*Records for processing*.

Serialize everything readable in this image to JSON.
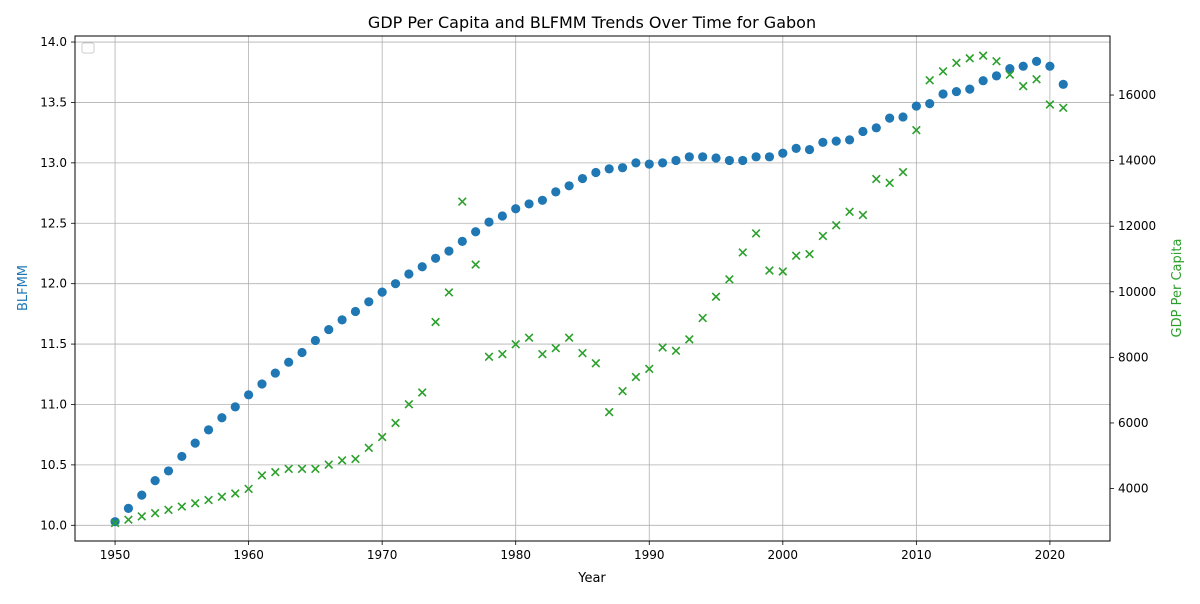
{
  "chart_data": {
    "type": "scatter",
    "title": "GDP Per Capita and BLFMM Trends Over Time for Gabon",
    "xlabel": "Year",
    "ylabel_left": "BLFMM",
    "ylabel_right": "GDP Per Capita",
    "xlim": [
      1947,
      2024.5
    ],
    "ylim_left": [
      9.87,
      14.05
    ],
    "ylim_right": [
      2400,
      17800
    ],
    "x_ticks": [
      1950,
      1960,
      1970,
      1980,
      1990,
      2000,
      2010,
      2020
    ],
    "y_ticks_left": [
      10.0,
      10.5,
      11.0,
      11.5,
      12.0,
      12.5,
      13.0,
      13.5,
      14.0
    ],
    "y_ticks_right": [
      4000,
      6000,
      8000,
      10000,
      12000,
      14000,
      16000
    ],
    "y_tick_labels_left": [
      "10.0",
      "10.5",
      "11.0",
      "11.5",
      "12.0",
      "12.5",
      "13.0",
      "13.5",
      "14.0"
    ],
    "y_tick_labels_right": [
      "4000",
      "6000",
      "8000",
      "10000",
      "12000",
      "14000",
      "16000"
    ],
    "grid": true,
    "legend": "top-left (empty)",
    "colors": {
      "blfmm": "#1f77b4",
      "gdp": "#2ca02c"
    },
    "series": [
      {
        "axis": "left",
        "marker": "circle",
        "x": [
          1950,
          1951,
          1952,
          1953,
          1954,
          1955,
          1956,
          1957,
          1958,
          1959,
          1960,
          1961,
          1962,
          1963,
          1964,
          1965,
          1966,
          1967,
          1968,
          1969,
          1970,
          1971,
          1972,
          1973,
          1974,
          1975,
          1976,
          1977,
          1978,
          1979,
          1980,
          1981,
          1982,
          1983,
          1984,
          1985,
          1986,
          1987,
          1988,
          1989,
          1990,
          1991,
          1992,
          1993,
          1994,
          1995,
          1996,
          1997,
          1998,
          1999,
          2000,
          2001,
          2002,
          2003,
          2004,
          2005,
          2006,
          2007,
          2008,
          2009,
          2010,
          2011,
          2012,
          2013,
          2014,
          2015,
          2016,
          2017,
          2018,
          2019,
          2020,
          2021
        ],
        "y": [
          10.03,
          10.14,
          10.25,
          10.37,
          10.45,
          10.57,
          10.68,
          10.79,
          10.89,
          10.98,
          11.08,
          11.17,
          11.26,
          11.35,
          11.43,
          11.53,
          11.62,
          11.7,
          11.77,
          11.85,
          11.93,
          12.0,
          12.08,
          12.14,
          12.21,
          12.27,
          12.35,
          12.43,
          12.51,
          12.56,
          12.62,
          12.66,
          12.69,
          12.76,
          12.81,
          12.87,
          12.92,
          12.95,
          12.96,
          13.0,
          12.99,
          13.0,
          13.02,
          13.05,
          13.05,
          13.04,
          13.02,
          13.02,
          13.05,
          13.05,
          13.08,
          13.12,
          13.11,
          13.17,
          13.18,
          13.19,
          13.26,
          13.29,
          13.37,
          13.38,
          13.47,
          13.49,
          13.57,
          13.59,
          13.61,
          13.68,
          13.72,
          13.78,
          13.8,
          13.84,
          13.8,
          13.65
        ]
      },
      {
        "axis": "right",
        "marker": "x",
        "x": [
          1950,
          1951,
          1952,
          1953,
          1954,
          1955,
          1956,
          1957,
          1958,
          1959,
          1960,
          1961,
          1962,
          1963,
          1964,
          1965,
          1966,
          1967,
          1968,
          1969,
          1970,
          1971,
          1972,
          1973,
          1974,
          1975,
          1976,
          1977,
          1978,
          1979,
          1980,
          1981,
          1982,
          1983,
          1984,
          1985,
          1986,
          1987,
          1988,
          1989,
          1990,
          1991,
          1992,
          1993,
          1994,
          1995,
          1996,
          1997,
          1998,
          1999,
          2000,
          2001,
          2002,
          2003,
          2004,
          2005,
          2006,
          2007,
          2008,
          2009,
          2010,
          2011,
          2012,
          2013,
          2014,
          2015,
          2016,
          2017,
          2018,
          2019,
          2020,
          2021
        ],
        "y": [
          2950,
          3050,
          3150,
          3250,
          3350,
          3450,
          3550,
          3650,
          3750,
          3850,
          3990,
          4400,
          4500,
          4600,
          4600,
          4600,
          4730,
          4860,
          4900,
          5240,
          5570,
          6000,
          6570,
          6930,
          9080,
          9980,
          12750,
          10830,
          8020,
          8100,
          8400,
          8600,
          8100,
          8280,
          8600,
          8130,
          7820,
          6330,
          6970,
          7400,
          7650,
          8300,
          8200,
          8550,
          9200,
          9850,
          10380,
          11200,
          11780,
          10650,
          10620,
          11100,
          11150,
          11700,
          12030,
          12440,
          12340,
          13440,
          13320,
          13650,
          14930,
          16450,
          16720,
          16980,
          17120,
          17200,
          17030,
          16620,
          16270,
          16480,
          15710,
          15610
        ]
      }
    ]
  }
}
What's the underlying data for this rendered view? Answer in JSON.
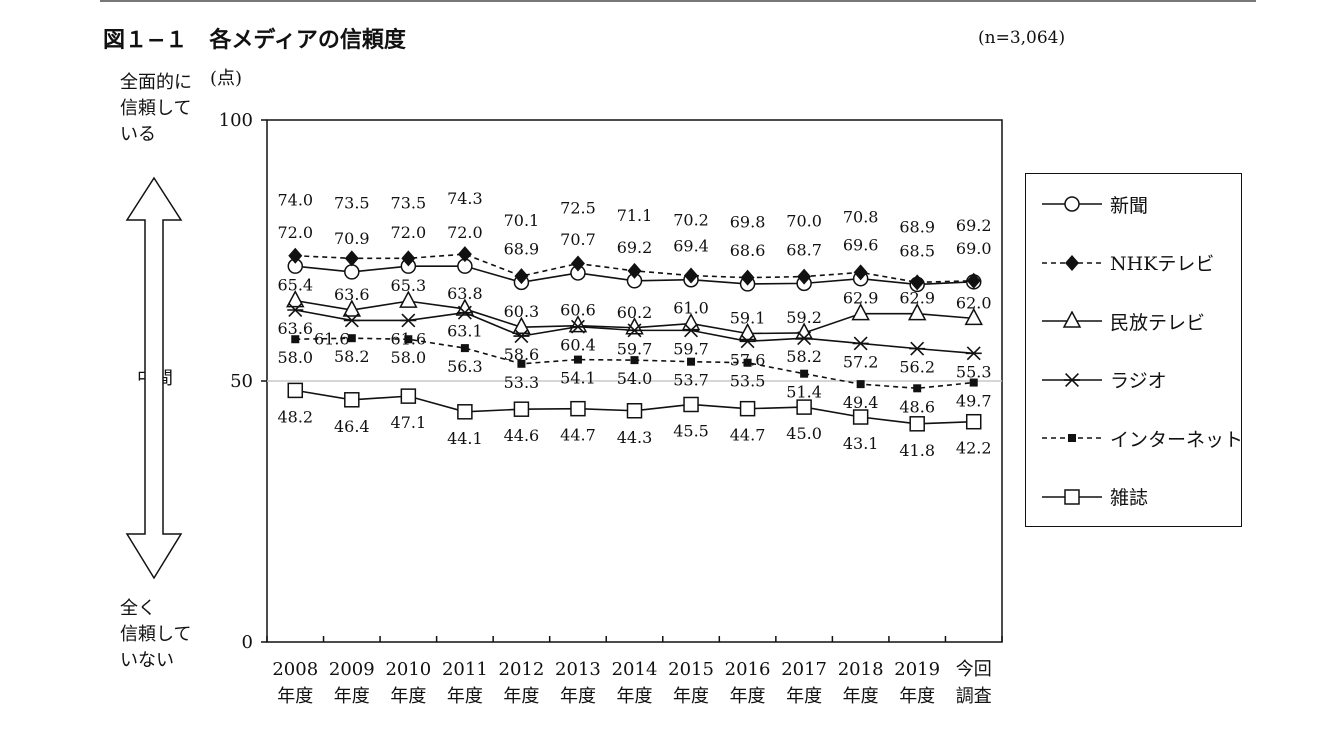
{
  "figure": {
    "title": "図１−１　各メディアの信頼度",
    "sample_note": "(n=3,064)",
    "unit": "(点)",
    "top_caption": [
      "全面的に",
      "信頼して",
      "いる"
    ],
    "mid_caption": "中間",
    "bottom_caption": [
      "全く",
      "信頼して",
      "いない"
    ]
  },
  "chart_data": {
    "type": "line",
    "title": "",
    "xlabel": "",
    "ylabel": "(点)",
    "ylim": [
      0,
      100
    ],
    "yticks": [
      0,
      50,
      100
    ],
    "reference_line": 50,
    "grid": false,
    "legend_position": "right",
    "categories": [
      [
        "2008",
        "年度"
      ],
      [
        "2009",
        "年度"
      ],
      [
        "2010",
        "年度"
      ],
      [
        "2011",
        "年度"
      ],
      [
        "2012",
        "年度"
      ],
      [
        "2013",
        "年度"
      ],
      [
        "2014",
        "年度"
      ],
      [
        "2015",
        "年度"
      ],
      [
        "2016",
        "年度"
      ],
      [
        "2017",
        "年度"
      ],
      [
        "2018",
        "年度"
      ],
      [
        "2019",
        "年度"
      ],
      [
        "今回",
        "調査"
      ]
    ],
    "series": [
      {
        "name": "新聞",
        "marker": "circle-open",
        "line_style": "solid",
        "values": [
          72.0,
          70.9,
          72.0,
          72.0,
          68.9,
          70.7,
          69.2,
          69.4,
          68.6,
          68.7,
          69.6,
          68.5,
          69.0
        ]
      },
      {
        "name": "NHKテレビ",
        "marker": "diamond-filled",
        "line_style": "dashed",
        "values": [
          74.0,
          73.5,
          73.5,
          74.3,
          70.1,
          72.5,
          71.1,
          70.2,
          69.8,
          70.0,
          70.8,
          68.9,
          69.2
        ]
      },
      {
        "name": "民放テレビ",
        "marker": "triangle-open",
        "line_style": "solid",
        "values": [
          65.4,
          63.6,
          65.3,
          63.8,
          60.3,
          60.6,
          60.2,
          61.0,
          59.1,
          59.2,
          62.9,
          62.9,
          62.0
        ]
      },
      {
        "name": "ラジオ",
        "marker": "asterisk",
        "line_style": "solid",
        "values": [
          63.6,
          61.6,
          61.6,
          63.1,
          58.6,
          60.4,
          59.7,
          59.7,
          57.6,
          58.2,
          57.2,
          56.2,
          55.3
        ]
      },
      {
        "name": "インターネット",
        "marker": "square-filled",
        "line_style": "dashed",
        "values": [
          58.0,
          58.2,
          58.0,
          56.3,
          53.3,
          54.1,
          54.0,
          53.7,
          53.5,
          51.4,
          49.4,
          48.6,
          49.7
        ]
      },
      {
        "name": "雑誌",
        "marker": "square-open",
        "line_style": "solid",
        "values": [
          48.2,
          46.4,
          47.1,
          44.1,
          44.6,
          44.7,
          44.3,
          45.5,
          44.7,
          45.0,
          43.1,
          41.8,
          42.2
        ]
      }
    ]
  }
}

*Problem description*. Pick out the lines that contain "JSON" and copy them.

*Output*.
Serialize everything readable in this image to JSON.
What's the underlying data for this rendered view? Answer in JSON.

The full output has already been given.